> **WHAT IS EXPECTED**:
For the listing underneath, give the count of lines containing the string "February" and nothing further.

> **AVAILABLE RECORDS**:
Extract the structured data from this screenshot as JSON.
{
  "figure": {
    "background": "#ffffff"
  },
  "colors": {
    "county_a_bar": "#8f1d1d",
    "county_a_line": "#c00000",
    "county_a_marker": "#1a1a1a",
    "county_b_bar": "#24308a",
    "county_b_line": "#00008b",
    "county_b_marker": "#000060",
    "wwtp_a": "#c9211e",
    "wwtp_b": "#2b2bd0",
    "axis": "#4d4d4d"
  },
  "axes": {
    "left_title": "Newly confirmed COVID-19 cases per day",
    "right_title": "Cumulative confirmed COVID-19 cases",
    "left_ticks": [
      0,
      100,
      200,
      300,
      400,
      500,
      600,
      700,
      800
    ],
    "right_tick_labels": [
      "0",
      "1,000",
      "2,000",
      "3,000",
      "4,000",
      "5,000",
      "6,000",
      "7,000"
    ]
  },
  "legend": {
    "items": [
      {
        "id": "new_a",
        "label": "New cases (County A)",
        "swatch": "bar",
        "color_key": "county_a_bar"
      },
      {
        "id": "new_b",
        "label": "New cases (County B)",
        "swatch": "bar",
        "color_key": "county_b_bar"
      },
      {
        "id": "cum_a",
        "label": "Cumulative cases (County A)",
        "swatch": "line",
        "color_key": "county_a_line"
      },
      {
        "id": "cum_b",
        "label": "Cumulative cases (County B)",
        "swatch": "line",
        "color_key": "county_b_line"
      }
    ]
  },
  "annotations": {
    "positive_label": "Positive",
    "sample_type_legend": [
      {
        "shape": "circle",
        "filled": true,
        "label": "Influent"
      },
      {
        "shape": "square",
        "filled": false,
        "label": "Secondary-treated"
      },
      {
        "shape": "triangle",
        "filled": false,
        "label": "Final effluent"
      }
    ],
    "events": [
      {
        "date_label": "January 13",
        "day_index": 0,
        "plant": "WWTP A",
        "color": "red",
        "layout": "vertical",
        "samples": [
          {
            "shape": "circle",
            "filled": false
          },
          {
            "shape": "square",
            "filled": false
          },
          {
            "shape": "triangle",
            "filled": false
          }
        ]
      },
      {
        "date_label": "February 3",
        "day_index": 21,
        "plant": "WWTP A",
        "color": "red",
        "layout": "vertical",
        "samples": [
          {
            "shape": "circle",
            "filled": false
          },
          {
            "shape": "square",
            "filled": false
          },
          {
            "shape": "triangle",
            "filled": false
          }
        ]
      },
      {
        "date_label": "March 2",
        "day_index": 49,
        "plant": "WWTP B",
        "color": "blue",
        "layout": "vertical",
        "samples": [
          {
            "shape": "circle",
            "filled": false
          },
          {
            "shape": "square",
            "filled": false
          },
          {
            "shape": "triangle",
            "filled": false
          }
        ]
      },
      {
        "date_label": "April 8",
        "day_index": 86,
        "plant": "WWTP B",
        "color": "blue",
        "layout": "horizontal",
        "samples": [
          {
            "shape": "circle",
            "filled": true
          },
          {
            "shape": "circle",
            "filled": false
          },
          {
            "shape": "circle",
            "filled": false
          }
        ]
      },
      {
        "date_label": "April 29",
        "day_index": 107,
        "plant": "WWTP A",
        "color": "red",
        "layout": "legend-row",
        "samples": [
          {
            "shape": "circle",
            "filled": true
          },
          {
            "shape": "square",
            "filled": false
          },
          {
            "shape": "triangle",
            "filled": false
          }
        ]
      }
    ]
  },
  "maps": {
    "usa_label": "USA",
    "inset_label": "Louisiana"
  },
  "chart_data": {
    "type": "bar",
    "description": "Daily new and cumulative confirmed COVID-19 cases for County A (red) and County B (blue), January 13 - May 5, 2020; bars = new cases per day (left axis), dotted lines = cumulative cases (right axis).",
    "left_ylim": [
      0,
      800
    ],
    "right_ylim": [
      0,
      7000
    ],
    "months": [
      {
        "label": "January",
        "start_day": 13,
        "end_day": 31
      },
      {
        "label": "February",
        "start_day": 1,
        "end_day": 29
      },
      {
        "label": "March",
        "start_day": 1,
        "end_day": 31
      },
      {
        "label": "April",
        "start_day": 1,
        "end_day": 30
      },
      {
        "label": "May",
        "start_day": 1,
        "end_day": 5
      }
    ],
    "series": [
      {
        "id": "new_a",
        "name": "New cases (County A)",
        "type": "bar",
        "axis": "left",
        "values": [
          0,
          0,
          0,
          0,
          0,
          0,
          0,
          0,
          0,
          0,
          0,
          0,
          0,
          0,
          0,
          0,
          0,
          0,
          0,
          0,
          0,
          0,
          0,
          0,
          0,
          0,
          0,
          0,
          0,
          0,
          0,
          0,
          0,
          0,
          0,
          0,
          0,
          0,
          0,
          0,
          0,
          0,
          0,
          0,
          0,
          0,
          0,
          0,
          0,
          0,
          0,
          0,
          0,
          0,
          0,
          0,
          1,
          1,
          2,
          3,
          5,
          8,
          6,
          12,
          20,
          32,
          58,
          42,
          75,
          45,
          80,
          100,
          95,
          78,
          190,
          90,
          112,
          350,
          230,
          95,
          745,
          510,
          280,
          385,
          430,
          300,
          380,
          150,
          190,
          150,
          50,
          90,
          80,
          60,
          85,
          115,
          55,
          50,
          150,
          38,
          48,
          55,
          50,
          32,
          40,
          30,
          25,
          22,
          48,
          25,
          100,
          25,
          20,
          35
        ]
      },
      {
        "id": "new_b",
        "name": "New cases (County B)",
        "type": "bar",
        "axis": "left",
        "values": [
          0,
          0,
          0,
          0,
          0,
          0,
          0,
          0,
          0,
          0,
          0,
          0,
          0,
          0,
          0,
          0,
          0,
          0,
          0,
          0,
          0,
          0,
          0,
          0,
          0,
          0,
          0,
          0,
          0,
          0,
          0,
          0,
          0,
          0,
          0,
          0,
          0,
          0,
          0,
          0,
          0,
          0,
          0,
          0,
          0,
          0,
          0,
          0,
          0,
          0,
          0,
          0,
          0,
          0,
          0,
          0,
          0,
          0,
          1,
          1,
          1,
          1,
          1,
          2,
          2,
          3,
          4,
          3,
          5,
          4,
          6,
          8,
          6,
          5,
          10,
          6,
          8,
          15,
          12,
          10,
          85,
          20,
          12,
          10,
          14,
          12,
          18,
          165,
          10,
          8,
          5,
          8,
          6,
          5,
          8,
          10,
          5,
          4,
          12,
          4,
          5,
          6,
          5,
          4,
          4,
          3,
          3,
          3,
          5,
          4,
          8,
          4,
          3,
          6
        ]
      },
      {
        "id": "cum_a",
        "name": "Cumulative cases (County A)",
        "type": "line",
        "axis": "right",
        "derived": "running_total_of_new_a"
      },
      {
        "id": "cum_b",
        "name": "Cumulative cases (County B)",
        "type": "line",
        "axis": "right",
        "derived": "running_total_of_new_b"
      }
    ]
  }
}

> **ANSWER FOR THIS EXERCISE**:
2